(Stored data)
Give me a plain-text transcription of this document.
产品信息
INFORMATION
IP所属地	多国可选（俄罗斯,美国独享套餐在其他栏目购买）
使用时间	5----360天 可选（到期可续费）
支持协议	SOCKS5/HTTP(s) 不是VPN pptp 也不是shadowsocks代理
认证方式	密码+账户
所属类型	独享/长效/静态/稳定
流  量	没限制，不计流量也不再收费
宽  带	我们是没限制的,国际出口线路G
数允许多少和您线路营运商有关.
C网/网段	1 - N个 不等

_EXERCISE_.
Copy all the records above precisely.

_ANSWER BELOW_.
Give me a plain-text transcription of this document.
产品信息
INFORMATION
IP所属地	多国可选（俄罗斯,美国独享套餐在其他栏目购买）
使用时间	5----360天 可选（到期可续费）
支持协议	SOCKS5/HTTP(s) 不是VPN pptp 也不是shadowsocks代理
认证方式	密码+账户
所属类型	独享/长效/静态/稳定
流  量	没限制，不计流量也不再收费
宽  带	我们是没限制的,国际出口线路G
数允许多少和您线路营运商有关.
C网/网段	1 - N个 不等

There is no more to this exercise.